## EXERCISE DESCRIPTION
Present every line in which the string "down" appears.

## TASK DATA
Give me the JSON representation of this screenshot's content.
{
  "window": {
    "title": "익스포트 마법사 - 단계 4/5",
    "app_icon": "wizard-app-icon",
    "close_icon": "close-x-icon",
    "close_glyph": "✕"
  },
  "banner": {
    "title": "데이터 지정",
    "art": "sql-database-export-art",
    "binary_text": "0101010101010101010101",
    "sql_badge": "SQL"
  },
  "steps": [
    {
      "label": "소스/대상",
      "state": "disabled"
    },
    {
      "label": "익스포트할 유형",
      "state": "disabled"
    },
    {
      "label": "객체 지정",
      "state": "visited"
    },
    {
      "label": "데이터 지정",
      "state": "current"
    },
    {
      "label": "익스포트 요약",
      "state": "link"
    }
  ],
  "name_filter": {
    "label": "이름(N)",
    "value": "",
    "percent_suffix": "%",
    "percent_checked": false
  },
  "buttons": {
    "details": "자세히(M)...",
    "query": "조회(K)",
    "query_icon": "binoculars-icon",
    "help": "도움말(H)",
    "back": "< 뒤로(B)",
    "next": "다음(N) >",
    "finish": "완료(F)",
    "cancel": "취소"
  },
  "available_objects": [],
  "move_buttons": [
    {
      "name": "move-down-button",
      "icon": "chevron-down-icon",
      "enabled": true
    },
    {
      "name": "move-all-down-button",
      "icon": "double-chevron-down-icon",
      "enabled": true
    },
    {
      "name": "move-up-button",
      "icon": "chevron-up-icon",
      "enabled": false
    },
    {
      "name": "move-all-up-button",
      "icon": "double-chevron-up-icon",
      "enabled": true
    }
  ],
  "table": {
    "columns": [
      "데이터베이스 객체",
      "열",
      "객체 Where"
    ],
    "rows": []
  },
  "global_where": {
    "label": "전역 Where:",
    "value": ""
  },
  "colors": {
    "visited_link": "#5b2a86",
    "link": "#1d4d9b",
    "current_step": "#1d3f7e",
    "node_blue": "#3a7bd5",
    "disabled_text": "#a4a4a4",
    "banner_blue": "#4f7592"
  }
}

## EXPECTED ANSWER
      "name": "move-down-button",
      "icon": "chevron-down-icon",
      "name": "move-all-down-button",
      "icon": "double-chevron-down-icon",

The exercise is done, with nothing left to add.